• Metin Bloğu
+ + + + + + +

Filmler ve İnsanlar

Son yıllarda artan şiddet olayları insanlarda tedirginlik yaratmakla birlikte, kafalarda da soru işareti oluşturuyor. Nedeni ise çok basit. Çoğu olaylar dizi ve filmlerdeki olayları andırıyor, hatta bazıları birebir kopyası gibi oluyor. Buna ilk olarak; Dexter adlı diziden etkilenip, kardeşini öldüren çocuğu örnek gösterebiliriz. Yalnız burada suç çocuğun mu, yoksa o diziyi, o yaştaki çocuğun izlemesine […]

Yayınlama: 10.05.2017
A+
A-

Son yıllarda artan şiddet olayları insanlarda tedirginlik yaratmakla birlikte, kafalarda da soru işareti oluşturuyor. Nedeni ise çok basit. Çoğu olaylar dizi ve filmlerdeki olayları andırıyor, hatta bazıları birebir kopyası gibi oluyor. Buna ilk olarak; Dexter adlı diziden etkilenip, kardeşini öldüren çocuğu örnek gösterebiliriz. Yalnız burada suç çocuğun mu, yoksa o diziyi, o yaştaki çocuğun izlemesine izin veren ailesinin mi, bu tartışılır. Yine de küçük bir çocuğun cinayet işleme ihtimali araştırılmalı.



Bir diğer örnek ise hatırlayacağınız üzere, Colarado’daki Batman galasında Joker kılığına bürünüp, insanları taramış olan James Holmes. Bu katliamda 12 kişi ölürken 70den fazla kişi de yaralanmıştı.

+ + + + + + +

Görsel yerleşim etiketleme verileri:
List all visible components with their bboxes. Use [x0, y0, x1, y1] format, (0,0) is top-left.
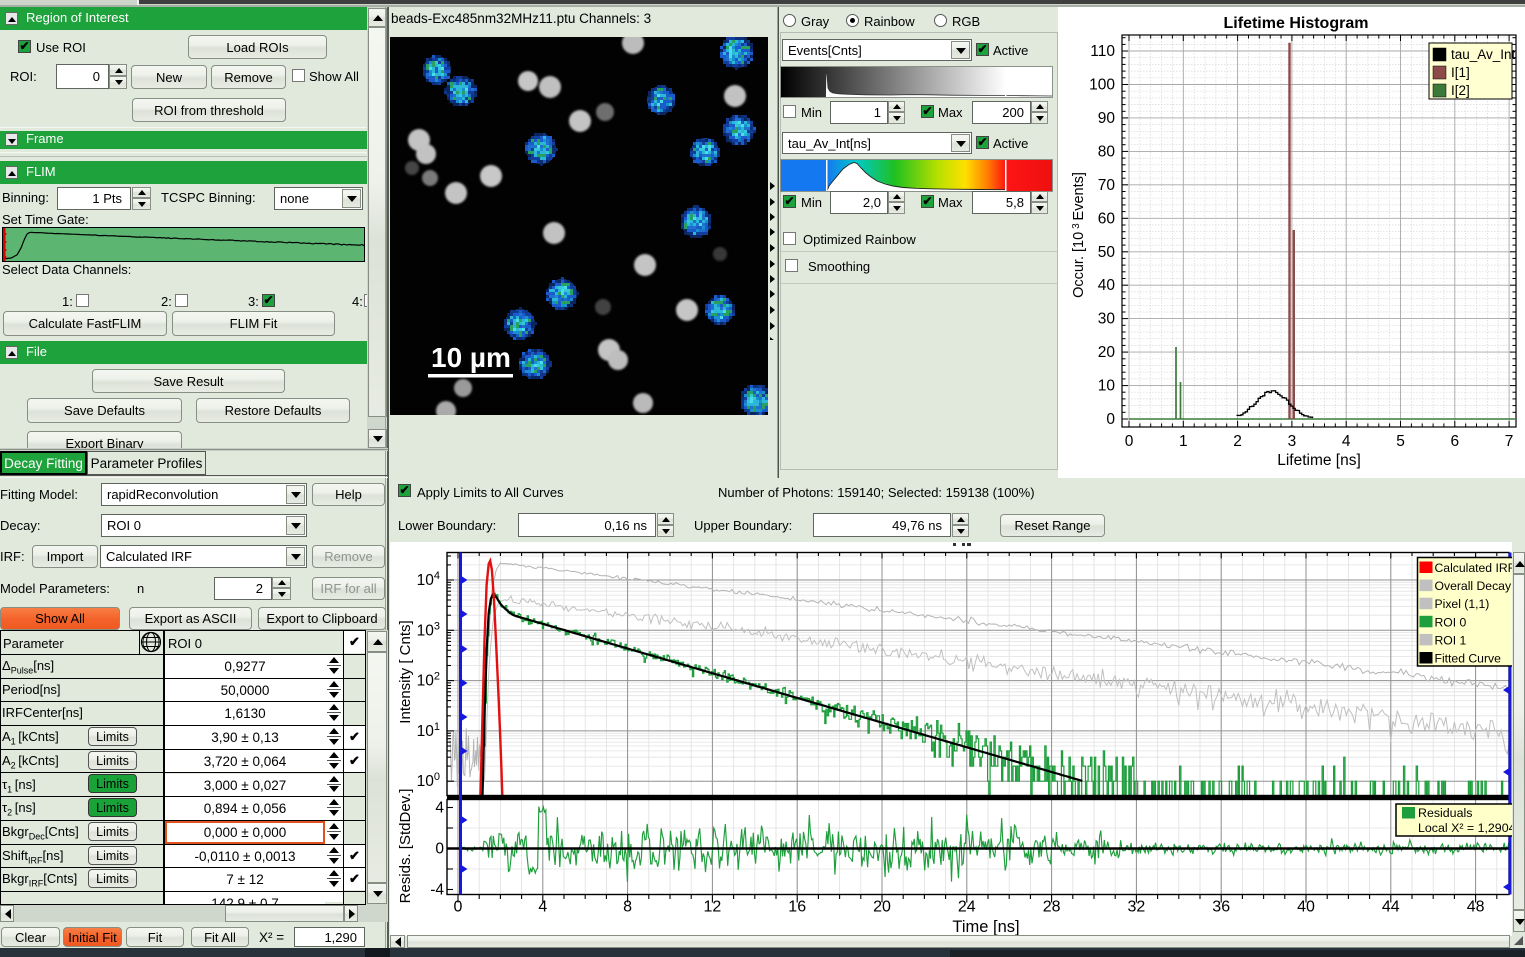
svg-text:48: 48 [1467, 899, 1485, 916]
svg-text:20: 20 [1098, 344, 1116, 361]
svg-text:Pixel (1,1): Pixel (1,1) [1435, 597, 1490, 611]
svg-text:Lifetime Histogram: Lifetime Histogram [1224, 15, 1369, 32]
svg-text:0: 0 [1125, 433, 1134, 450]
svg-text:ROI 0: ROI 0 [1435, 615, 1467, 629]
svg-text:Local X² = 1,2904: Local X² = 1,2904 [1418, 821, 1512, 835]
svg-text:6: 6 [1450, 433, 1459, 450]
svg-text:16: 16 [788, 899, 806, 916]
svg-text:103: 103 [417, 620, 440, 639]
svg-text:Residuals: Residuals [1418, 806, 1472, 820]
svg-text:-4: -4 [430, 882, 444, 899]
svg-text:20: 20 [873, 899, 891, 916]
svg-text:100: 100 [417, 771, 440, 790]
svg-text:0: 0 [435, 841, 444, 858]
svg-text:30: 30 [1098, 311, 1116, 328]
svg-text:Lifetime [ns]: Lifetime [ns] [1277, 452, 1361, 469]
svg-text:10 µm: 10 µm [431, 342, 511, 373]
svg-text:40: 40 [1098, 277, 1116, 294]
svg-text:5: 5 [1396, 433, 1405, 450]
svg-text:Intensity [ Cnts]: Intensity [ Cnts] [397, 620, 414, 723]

+ + + + + + +

• Sorular ve Görevler
A - Filmler ve insanlar üzerine yazıya göre Batman galasındaki katliamda kaç kişi ölmüştü?
B - Filmler ve insanlar üzerine yazıyı kaldığı yerden sürdürün.

• Beklenen Çıktılar
A - 12 kişi ölmüştü.

B -
    

Bunun gibi bir sürü örnek vermek mümkün. Peki, filmler gerçekten de insanları etkiler mi? Ülkemizde de buna benzer olaylar yaşanıyor. Kurtlar Vadisi’nden etkilenip, okula silah ve bıçak getirip olay çıkartan, hatta daha da öteye taşıyan kişileri saymakla bitmez. Bu etkilenmeler neden kaynaklanıyor? Hepimiz etkilenebilir miyiz? Bu soruları yanıtlamak gerekir öncelikle. Ben bunun olabileceğini pek sanmıyorum. Bugüne kadar bir sürü film ve dizi izledim. Hayranı olduğum kişilerin filmlerinde, ergenliğimde çok sevindim ama hiçbir zaman kötü olayları kendime örnek alıp, bir şeyler yapmak istemedim. Kafamızda kurduğumuz şeyler elbette oluyordur ama bir, hatta birden çok kişiye zarar vermek, hatta öldürmek, işte bu bambaşka bir mevzu. Ben burada filmi değil insanı sorumlu tutarım. O suçu işleyen kişinin içinde zaten kötülüğün yer etmiş olduğuna, zamanla da bunun ortaya çıktığına inanırım.   



Kitaplarımı yazarken, en çok da bu olayları araştırırım. Polisiye ve gerilim kitapları her zaman araştırma gerektirir. Bu araştırmalarımdan yola çıkarak söyleyebilirim ki, bu filmlerden etkilenip suç işleme potansiyeli çok düşük. Şimdi bir dizi düşünün bunu milyonlar izliyor ama bundan etkilenip adam öldürdüğünü söyleyen kişinin sayısı, bırakın iki eli, bir elin parmağını geçmez.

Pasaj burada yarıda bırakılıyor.